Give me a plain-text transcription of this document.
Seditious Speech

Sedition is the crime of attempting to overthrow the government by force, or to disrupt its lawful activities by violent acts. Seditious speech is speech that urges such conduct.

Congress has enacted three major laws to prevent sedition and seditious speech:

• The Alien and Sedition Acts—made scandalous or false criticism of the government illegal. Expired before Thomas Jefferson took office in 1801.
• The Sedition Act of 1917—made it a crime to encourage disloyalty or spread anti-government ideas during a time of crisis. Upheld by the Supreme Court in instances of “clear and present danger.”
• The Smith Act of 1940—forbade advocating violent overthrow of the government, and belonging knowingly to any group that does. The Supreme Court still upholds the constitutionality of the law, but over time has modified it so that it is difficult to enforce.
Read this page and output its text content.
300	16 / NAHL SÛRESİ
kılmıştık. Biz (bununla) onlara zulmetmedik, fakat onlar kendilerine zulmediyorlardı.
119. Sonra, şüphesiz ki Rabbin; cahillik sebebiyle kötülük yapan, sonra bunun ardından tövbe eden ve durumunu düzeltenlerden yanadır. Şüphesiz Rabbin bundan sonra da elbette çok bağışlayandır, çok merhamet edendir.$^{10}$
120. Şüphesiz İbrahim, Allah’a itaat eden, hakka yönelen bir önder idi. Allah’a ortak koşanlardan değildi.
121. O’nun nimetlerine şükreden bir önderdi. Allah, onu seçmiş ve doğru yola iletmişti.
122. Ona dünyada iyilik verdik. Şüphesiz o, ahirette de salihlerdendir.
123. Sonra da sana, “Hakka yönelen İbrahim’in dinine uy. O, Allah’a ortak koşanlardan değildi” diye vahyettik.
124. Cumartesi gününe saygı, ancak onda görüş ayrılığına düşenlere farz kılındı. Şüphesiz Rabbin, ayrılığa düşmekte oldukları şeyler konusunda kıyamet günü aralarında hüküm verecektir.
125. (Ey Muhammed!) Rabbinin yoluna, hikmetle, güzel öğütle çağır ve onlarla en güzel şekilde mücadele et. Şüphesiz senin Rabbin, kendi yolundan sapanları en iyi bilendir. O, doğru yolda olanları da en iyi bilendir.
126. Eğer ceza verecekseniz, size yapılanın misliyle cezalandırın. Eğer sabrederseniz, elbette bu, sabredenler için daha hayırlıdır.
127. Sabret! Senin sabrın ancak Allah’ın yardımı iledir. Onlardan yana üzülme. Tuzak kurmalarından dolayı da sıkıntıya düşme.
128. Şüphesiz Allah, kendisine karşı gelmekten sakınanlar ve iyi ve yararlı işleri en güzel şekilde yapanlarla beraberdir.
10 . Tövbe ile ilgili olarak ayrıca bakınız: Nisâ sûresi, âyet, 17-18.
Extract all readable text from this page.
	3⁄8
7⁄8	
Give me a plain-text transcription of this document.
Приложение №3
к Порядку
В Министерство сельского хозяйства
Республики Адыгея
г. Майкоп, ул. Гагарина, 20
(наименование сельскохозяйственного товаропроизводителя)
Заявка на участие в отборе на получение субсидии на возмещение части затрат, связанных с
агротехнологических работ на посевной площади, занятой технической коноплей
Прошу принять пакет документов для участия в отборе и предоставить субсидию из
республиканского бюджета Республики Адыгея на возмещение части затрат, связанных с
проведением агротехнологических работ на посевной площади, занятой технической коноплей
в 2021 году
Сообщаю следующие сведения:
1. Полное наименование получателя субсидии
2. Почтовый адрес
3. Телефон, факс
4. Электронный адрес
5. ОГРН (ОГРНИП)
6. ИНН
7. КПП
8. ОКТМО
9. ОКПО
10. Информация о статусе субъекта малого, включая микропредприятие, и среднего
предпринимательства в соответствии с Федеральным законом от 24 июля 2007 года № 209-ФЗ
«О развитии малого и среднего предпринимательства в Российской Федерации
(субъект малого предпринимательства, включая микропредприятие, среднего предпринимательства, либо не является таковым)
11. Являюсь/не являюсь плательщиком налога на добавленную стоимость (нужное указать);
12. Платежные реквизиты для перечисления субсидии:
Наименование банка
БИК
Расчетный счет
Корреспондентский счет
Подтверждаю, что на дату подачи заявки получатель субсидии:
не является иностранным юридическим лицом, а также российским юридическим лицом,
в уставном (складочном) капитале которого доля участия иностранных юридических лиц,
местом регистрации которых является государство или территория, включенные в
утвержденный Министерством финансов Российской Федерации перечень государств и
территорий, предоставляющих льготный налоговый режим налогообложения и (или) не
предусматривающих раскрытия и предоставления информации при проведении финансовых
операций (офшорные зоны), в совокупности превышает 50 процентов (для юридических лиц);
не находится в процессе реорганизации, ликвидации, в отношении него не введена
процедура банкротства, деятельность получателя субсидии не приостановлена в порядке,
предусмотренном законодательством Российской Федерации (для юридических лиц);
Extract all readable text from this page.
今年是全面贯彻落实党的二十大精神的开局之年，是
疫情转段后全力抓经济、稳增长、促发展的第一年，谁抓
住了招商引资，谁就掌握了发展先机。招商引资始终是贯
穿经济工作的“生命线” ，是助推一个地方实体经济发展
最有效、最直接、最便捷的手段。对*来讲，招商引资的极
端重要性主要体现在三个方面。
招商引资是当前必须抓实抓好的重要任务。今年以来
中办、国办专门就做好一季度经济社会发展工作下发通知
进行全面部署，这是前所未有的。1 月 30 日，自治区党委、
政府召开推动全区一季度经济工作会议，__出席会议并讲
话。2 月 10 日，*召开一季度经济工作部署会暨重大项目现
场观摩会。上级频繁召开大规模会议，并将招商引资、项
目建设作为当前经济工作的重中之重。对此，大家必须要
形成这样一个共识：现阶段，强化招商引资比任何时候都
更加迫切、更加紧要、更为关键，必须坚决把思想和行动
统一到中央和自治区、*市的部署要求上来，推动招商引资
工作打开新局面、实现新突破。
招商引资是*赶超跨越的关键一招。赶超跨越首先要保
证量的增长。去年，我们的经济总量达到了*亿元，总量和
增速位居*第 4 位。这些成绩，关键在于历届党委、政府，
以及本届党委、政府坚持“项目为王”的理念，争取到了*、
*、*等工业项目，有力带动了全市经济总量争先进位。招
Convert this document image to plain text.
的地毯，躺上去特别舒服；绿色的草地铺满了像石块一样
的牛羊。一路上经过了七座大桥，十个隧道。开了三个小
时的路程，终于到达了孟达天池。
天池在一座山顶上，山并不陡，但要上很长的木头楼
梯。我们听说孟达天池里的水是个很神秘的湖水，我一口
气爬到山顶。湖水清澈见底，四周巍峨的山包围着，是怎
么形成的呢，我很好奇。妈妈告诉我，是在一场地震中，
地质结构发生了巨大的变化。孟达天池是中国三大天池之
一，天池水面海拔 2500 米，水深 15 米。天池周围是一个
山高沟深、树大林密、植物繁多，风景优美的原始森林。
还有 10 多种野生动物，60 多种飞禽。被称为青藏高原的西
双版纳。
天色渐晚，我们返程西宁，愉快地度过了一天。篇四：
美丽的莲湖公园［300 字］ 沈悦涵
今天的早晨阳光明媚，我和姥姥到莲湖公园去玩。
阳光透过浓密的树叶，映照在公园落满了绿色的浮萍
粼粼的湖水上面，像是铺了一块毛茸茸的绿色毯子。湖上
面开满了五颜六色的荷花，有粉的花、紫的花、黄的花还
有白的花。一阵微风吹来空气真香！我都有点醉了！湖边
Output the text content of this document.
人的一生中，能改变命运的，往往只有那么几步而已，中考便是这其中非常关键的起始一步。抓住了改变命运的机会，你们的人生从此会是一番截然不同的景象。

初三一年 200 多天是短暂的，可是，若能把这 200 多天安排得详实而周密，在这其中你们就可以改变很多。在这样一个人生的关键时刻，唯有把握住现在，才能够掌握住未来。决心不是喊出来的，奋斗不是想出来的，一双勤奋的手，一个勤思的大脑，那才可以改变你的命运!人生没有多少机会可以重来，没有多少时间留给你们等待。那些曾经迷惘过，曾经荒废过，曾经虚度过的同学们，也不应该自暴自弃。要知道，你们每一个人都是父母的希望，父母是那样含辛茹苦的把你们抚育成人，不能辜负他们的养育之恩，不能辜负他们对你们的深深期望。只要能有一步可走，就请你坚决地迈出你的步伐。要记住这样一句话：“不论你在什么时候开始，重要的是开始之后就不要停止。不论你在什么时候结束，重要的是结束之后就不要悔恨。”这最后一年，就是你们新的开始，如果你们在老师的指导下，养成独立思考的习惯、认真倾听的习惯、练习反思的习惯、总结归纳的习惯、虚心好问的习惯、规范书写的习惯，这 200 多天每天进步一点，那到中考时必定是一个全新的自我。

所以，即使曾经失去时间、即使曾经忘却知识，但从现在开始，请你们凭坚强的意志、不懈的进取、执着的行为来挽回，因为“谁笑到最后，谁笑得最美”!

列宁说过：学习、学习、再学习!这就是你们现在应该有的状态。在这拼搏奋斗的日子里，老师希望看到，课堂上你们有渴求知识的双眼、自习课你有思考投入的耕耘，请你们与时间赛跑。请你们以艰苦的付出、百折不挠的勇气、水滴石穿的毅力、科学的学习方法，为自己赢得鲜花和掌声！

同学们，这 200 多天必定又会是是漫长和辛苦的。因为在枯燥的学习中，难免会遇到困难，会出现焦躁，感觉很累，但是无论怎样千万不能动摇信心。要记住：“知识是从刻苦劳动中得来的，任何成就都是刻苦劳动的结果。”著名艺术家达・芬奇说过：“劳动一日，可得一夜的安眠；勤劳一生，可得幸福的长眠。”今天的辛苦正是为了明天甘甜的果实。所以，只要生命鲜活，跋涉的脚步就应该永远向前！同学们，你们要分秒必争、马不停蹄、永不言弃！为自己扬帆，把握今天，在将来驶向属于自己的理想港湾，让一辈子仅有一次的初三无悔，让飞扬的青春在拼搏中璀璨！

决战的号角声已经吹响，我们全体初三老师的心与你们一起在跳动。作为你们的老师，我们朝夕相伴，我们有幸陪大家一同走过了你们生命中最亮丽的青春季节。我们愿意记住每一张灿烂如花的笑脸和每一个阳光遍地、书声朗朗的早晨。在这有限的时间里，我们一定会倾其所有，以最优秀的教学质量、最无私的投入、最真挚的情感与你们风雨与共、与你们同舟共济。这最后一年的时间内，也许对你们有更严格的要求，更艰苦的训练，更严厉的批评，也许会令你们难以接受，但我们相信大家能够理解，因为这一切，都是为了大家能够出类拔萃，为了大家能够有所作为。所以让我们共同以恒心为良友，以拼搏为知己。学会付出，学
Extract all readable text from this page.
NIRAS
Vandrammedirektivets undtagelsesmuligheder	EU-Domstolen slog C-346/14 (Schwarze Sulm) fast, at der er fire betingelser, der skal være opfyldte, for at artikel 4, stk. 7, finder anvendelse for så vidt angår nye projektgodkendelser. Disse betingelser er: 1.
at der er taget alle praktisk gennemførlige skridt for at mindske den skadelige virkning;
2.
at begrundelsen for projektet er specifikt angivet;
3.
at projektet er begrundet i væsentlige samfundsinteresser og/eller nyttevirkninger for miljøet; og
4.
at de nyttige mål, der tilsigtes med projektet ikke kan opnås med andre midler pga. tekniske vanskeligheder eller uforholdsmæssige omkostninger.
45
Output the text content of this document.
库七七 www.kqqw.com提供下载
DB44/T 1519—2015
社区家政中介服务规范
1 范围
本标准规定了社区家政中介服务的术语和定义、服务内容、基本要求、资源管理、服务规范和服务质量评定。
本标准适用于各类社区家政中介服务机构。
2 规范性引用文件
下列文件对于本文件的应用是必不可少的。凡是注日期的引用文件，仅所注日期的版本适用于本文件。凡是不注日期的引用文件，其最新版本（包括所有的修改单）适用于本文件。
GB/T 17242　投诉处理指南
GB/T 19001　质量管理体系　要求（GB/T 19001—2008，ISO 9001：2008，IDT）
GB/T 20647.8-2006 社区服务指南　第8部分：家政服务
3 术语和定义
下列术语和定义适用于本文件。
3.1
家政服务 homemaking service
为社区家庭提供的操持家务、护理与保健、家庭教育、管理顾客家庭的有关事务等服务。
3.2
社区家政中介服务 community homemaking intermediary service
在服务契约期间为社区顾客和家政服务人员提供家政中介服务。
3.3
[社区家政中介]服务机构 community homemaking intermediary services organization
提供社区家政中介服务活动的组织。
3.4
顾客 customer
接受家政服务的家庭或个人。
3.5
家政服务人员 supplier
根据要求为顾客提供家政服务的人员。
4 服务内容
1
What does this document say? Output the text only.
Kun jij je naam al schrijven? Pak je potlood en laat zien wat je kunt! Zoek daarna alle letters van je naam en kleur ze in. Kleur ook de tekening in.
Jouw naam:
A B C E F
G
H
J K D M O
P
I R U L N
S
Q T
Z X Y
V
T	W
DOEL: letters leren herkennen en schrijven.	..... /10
.....
From the material, report only how many lines include the word "затрат".

- RESPONSE BELOW
2